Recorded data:

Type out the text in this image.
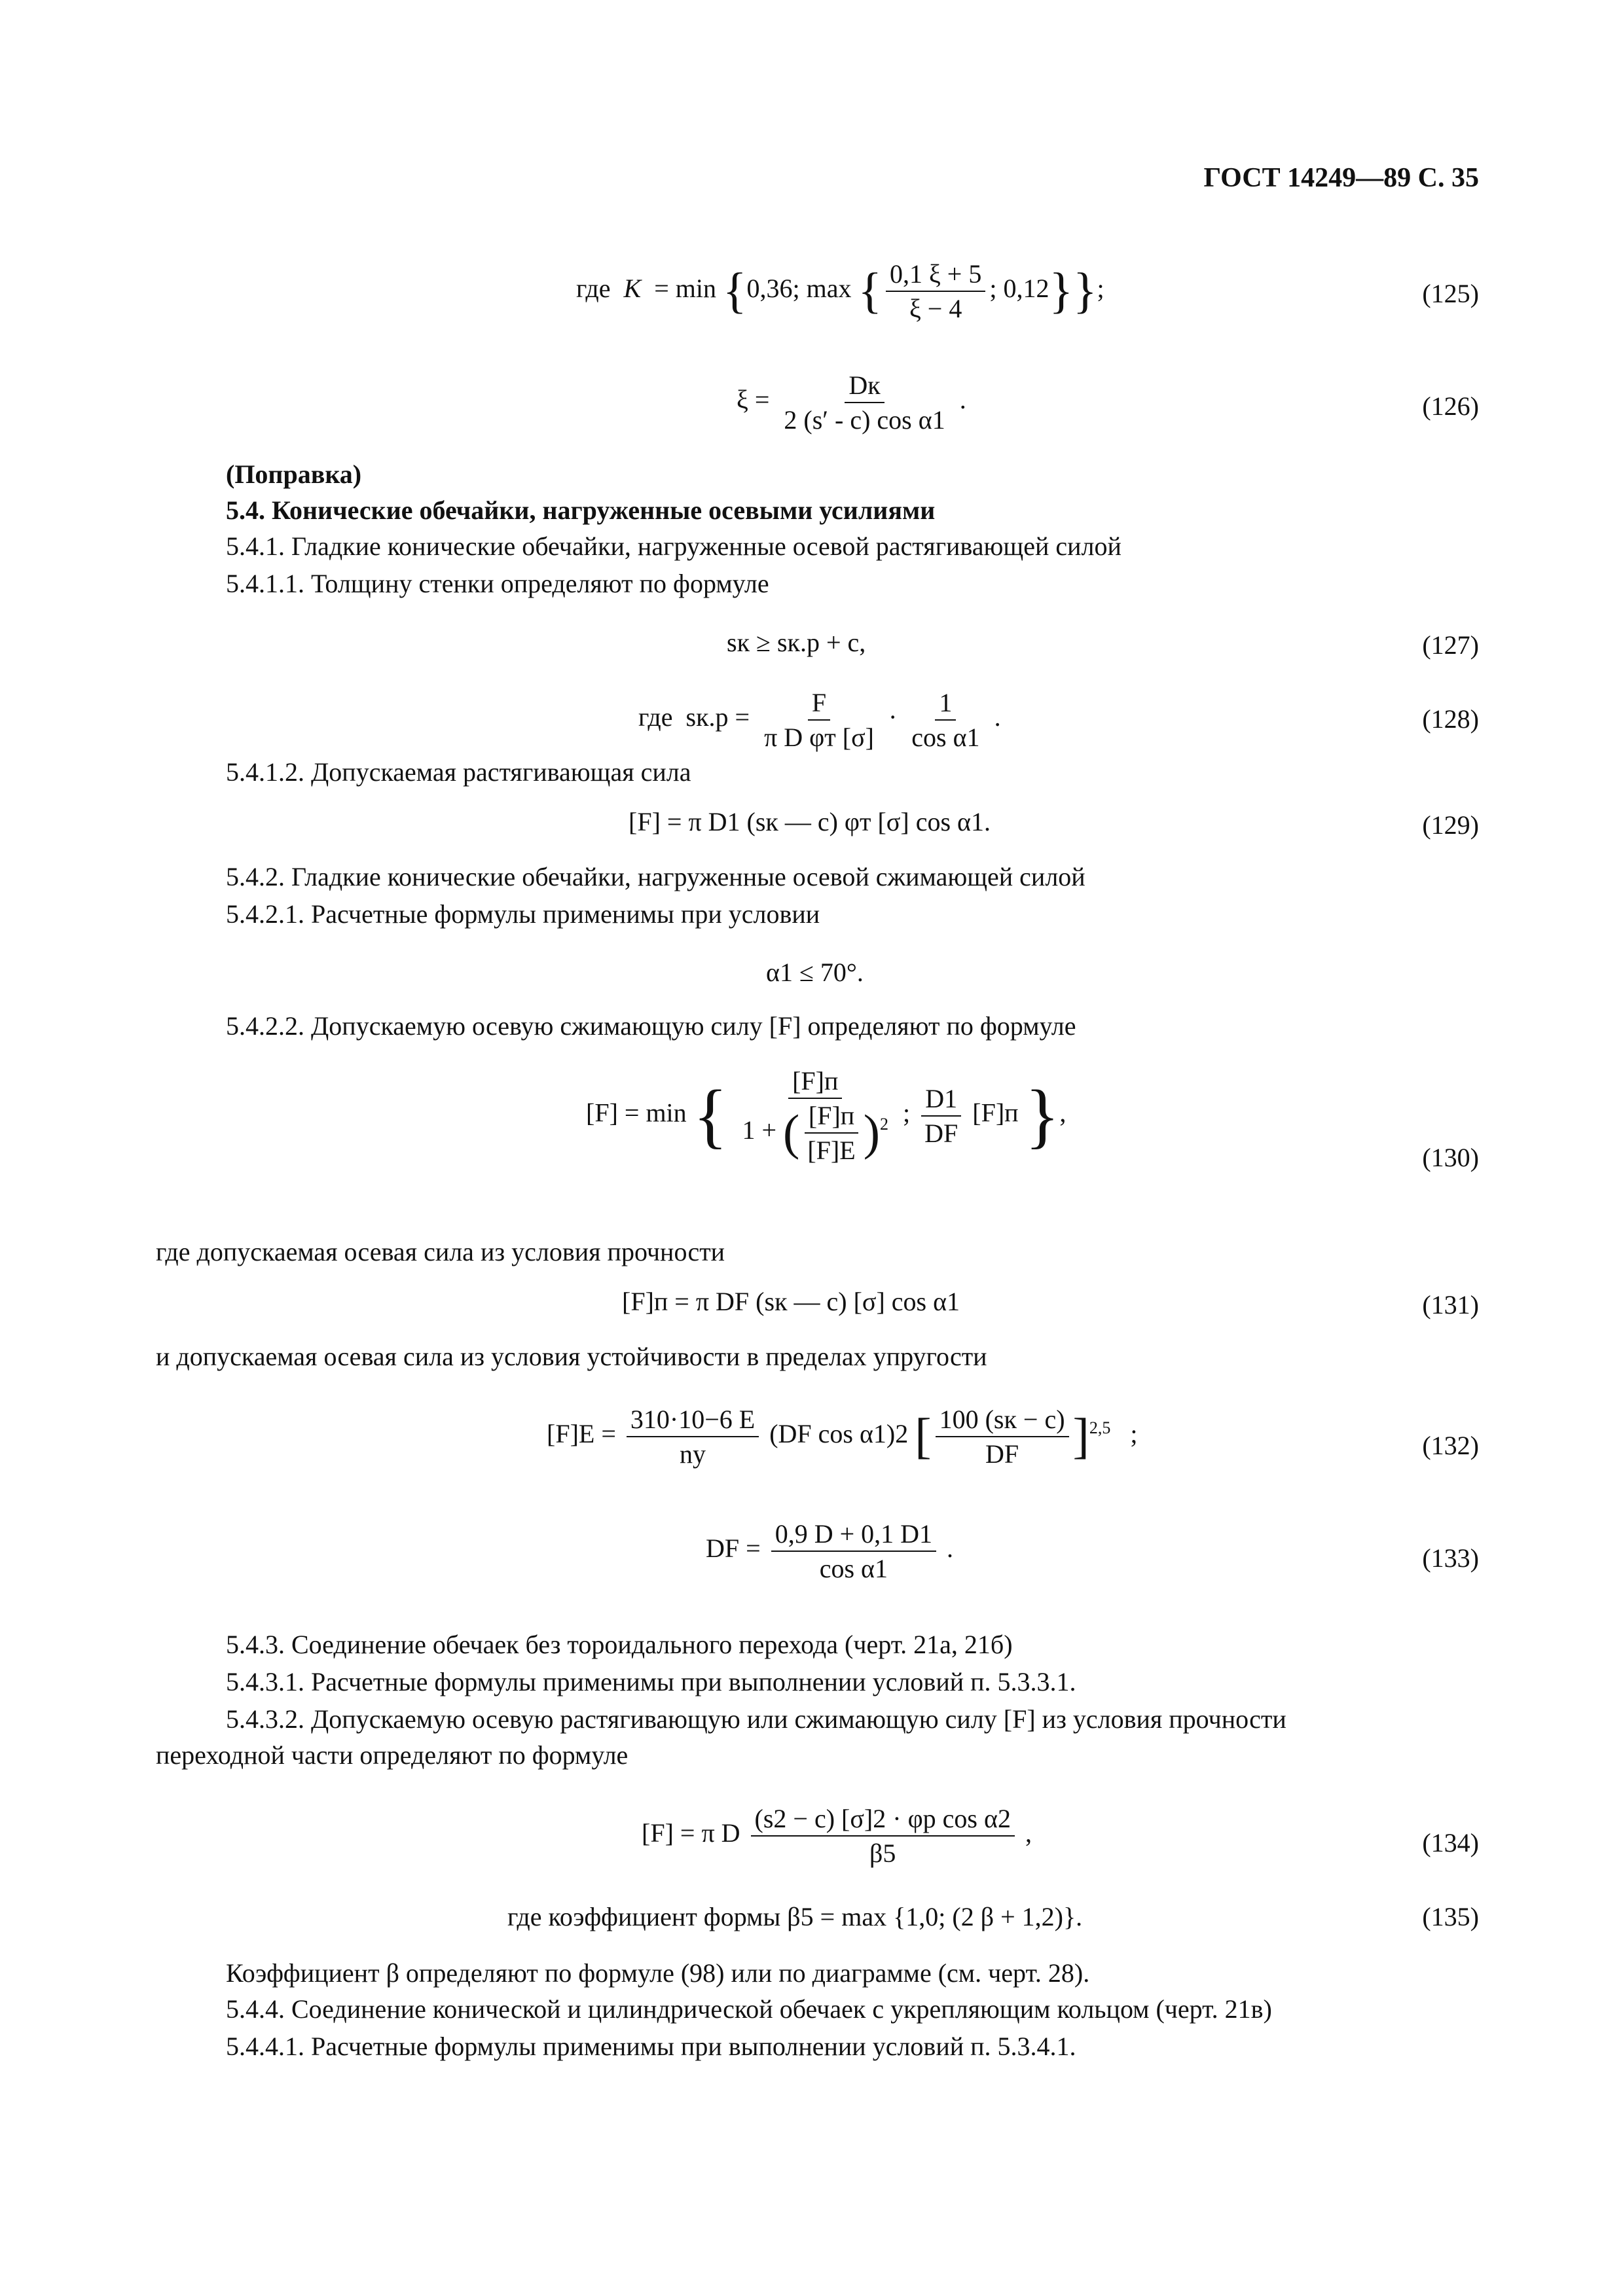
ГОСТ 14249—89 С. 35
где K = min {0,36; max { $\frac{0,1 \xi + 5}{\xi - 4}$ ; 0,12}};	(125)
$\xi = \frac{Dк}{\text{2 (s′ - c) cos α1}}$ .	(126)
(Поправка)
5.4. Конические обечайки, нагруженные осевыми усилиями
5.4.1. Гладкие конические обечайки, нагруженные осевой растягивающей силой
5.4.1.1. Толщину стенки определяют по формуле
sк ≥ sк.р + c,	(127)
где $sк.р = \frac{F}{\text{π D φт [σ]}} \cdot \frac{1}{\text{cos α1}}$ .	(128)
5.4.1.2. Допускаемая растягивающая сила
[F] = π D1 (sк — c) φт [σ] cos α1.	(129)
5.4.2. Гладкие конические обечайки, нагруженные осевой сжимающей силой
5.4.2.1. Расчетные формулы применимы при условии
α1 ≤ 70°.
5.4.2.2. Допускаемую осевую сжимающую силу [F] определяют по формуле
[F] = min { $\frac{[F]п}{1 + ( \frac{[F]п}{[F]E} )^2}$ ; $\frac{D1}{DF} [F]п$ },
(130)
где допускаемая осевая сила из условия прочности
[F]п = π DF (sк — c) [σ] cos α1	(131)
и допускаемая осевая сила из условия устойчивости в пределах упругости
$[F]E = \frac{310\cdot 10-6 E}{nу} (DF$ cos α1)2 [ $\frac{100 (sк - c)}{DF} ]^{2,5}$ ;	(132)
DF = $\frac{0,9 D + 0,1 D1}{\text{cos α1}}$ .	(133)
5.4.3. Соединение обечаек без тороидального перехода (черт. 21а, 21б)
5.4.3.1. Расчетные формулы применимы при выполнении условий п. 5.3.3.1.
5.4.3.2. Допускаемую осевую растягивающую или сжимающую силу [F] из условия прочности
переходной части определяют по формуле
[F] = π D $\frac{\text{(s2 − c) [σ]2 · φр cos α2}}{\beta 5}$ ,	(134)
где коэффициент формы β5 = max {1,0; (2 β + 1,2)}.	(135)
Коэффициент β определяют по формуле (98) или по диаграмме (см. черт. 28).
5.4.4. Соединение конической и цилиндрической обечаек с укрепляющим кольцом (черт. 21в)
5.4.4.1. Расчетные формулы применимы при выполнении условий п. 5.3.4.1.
---
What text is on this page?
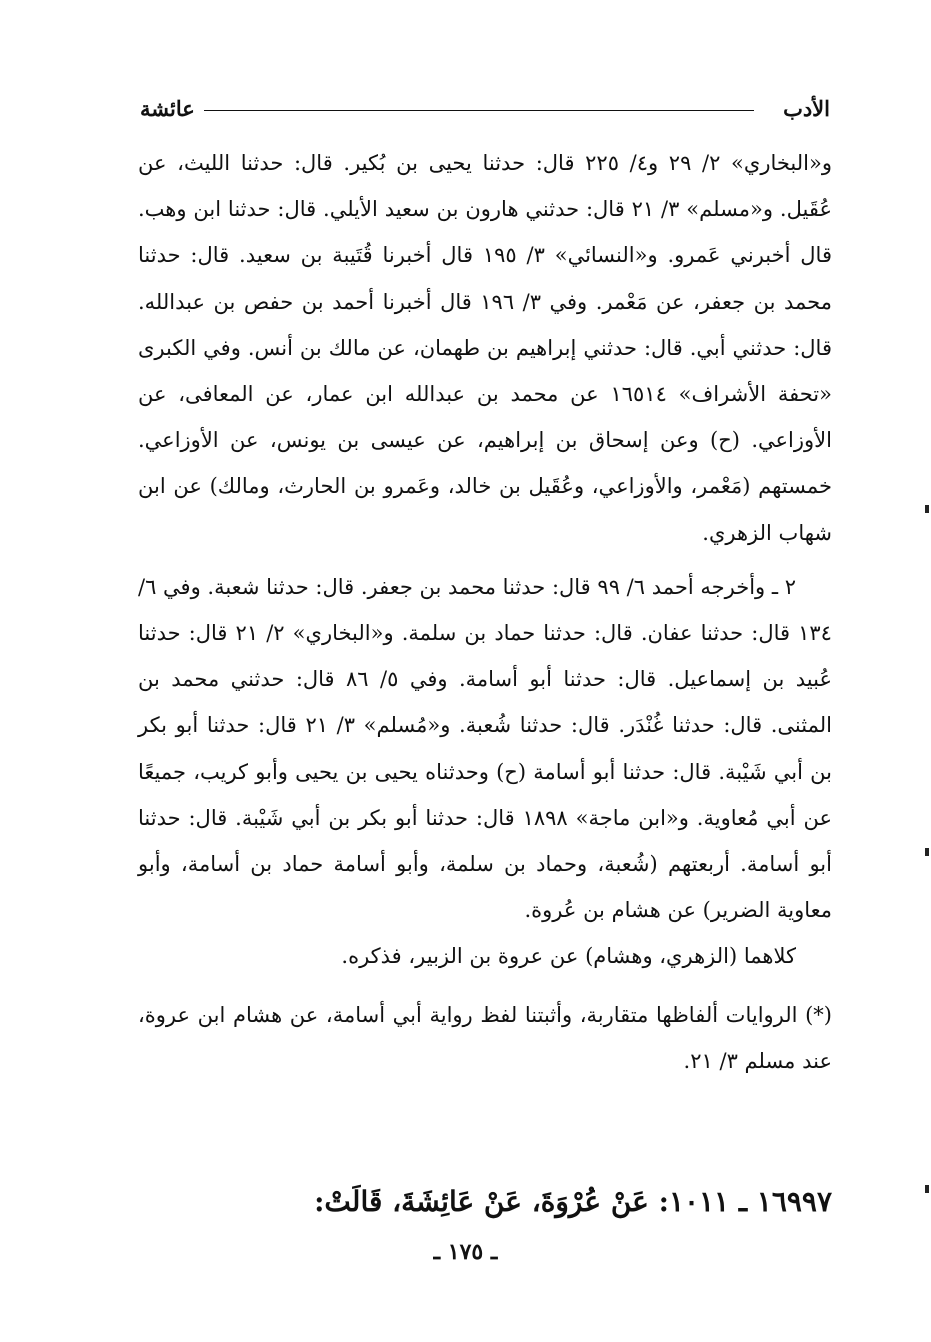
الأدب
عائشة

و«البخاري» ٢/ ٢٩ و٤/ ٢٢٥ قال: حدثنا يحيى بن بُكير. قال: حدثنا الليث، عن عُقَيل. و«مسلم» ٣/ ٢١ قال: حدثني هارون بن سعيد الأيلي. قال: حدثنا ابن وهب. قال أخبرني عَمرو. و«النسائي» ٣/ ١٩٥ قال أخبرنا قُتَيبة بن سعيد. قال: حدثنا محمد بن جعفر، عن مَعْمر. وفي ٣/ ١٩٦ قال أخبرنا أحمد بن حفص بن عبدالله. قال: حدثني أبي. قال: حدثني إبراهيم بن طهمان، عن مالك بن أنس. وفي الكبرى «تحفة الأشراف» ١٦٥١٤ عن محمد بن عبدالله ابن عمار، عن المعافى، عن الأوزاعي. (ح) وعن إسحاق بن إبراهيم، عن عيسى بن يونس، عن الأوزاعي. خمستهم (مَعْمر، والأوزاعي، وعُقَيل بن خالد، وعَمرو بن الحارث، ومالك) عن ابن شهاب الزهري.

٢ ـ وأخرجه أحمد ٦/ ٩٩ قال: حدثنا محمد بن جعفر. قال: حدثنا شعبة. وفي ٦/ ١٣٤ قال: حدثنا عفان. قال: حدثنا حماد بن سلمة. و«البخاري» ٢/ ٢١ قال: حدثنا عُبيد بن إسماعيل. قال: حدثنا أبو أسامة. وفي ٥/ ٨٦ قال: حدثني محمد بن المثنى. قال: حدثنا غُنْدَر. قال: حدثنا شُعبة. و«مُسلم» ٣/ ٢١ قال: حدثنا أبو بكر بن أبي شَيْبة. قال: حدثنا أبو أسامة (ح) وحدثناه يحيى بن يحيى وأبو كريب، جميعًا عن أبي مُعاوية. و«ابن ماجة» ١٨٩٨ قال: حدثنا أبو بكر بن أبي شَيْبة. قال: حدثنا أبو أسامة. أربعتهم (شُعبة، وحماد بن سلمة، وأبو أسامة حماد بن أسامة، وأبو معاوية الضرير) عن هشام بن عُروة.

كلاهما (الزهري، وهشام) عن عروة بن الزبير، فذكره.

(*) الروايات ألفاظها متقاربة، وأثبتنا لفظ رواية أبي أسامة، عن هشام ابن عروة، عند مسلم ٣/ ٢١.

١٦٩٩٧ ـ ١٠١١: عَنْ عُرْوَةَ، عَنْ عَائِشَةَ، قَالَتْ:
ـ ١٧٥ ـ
--
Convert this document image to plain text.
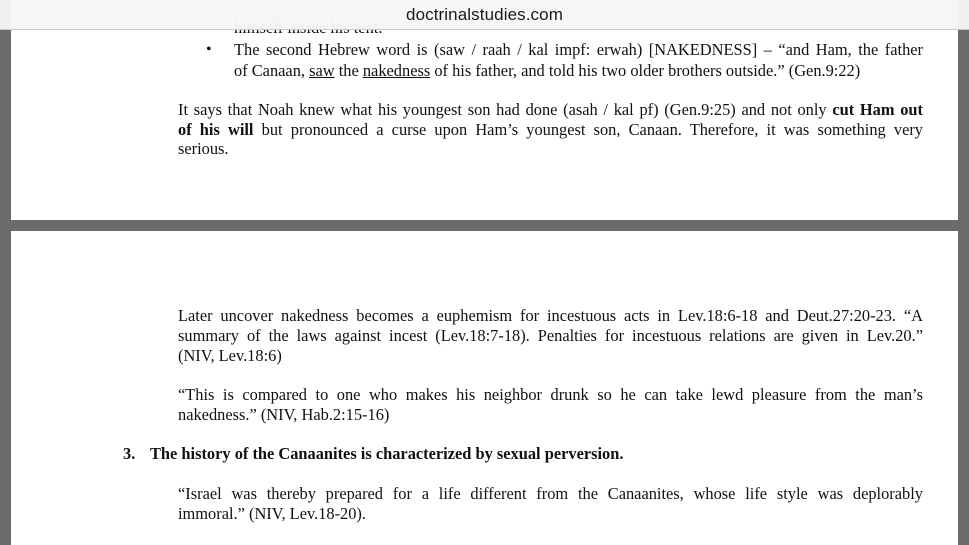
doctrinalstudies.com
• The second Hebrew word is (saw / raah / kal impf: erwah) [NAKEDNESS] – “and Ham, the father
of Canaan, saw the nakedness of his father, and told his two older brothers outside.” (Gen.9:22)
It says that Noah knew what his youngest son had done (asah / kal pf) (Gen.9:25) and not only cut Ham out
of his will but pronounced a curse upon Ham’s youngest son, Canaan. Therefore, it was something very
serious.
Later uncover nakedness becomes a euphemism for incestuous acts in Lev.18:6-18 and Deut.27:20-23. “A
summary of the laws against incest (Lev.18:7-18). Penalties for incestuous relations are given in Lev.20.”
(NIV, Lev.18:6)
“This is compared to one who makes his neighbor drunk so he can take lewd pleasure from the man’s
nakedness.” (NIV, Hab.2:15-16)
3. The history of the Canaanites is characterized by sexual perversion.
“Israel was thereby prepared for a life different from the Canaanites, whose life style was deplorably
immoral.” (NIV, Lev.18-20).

## Short problem
Check all the records above and select each line where the string "осевой" is found.

## Exercise response
5.4.1. Гладкие конические обечайки, нагруженные осевой растягивающей силой
5.4.2. Гладкие конические обечайки, нагруженные осевой сжимающей силой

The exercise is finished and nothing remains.